Pull each line holding the word "Institut" from the data.

---- The records

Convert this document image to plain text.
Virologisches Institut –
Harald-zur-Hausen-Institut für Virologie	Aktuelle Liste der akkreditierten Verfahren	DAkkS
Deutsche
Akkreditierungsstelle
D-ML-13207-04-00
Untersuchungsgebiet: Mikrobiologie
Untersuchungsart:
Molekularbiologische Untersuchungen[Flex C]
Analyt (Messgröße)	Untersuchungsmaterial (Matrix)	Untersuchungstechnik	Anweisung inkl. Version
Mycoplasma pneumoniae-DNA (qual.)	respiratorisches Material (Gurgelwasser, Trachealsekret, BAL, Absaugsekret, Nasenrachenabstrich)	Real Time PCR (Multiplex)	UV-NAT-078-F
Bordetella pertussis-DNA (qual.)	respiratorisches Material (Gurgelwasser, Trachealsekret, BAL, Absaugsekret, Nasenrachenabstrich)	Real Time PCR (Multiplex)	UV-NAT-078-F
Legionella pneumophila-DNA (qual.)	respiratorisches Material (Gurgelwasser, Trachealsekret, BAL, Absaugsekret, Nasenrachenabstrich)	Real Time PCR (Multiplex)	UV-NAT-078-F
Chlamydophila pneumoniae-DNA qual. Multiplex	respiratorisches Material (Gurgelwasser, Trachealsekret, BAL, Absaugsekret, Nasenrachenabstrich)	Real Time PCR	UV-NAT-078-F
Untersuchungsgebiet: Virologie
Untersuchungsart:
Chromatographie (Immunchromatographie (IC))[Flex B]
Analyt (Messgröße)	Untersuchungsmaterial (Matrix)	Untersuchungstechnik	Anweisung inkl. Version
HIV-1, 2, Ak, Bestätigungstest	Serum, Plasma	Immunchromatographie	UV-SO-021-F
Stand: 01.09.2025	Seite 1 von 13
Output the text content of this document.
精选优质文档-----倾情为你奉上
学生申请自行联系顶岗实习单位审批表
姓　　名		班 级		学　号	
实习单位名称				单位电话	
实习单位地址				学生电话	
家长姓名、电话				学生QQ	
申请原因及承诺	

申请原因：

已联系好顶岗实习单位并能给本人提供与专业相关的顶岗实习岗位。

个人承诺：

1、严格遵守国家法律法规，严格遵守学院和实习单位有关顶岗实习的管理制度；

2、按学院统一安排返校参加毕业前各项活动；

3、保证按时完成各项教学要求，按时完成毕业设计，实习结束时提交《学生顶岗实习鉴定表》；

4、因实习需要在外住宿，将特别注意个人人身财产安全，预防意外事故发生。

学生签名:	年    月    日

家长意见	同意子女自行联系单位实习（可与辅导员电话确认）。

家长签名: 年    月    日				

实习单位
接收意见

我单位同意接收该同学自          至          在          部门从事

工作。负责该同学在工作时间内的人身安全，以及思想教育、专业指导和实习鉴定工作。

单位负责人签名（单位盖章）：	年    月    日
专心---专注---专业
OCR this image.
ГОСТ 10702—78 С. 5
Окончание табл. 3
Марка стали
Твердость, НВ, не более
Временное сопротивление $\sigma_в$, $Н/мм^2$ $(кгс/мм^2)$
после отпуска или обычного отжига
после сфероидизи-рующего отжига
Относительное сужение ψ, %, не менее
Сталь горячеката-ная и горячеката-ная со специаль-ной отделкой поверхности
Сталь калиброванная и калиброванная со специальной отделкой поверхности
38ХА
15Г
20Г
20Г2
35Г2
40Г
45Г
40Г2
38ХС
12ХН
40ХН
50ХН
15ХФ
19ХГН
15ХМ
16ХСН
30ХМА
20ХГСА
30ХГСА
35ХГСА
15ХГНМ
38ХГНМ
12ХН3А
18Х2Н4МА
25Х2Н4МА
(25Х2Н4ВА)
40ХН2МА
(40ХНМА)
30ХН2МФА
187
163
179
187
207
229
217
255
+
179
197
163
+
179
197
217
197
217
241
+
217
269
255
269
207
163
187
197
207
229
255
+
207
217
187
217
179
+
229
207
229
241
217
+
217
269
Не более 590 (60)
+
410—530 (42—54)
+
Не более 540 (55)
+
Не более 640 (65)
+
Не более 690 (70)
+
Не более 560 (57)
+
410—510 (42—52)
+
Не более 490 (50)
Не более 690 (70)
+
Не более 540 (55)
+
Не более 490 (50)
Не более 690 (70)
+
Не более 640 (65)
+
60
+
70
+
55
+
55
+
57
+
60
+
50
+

--------

» Exercise answer
Virologisches Institut –
Harald-zur-Hausen-Institut für Virologie	Aktuelle Liste der akkreditierten Verfahren	DAkkS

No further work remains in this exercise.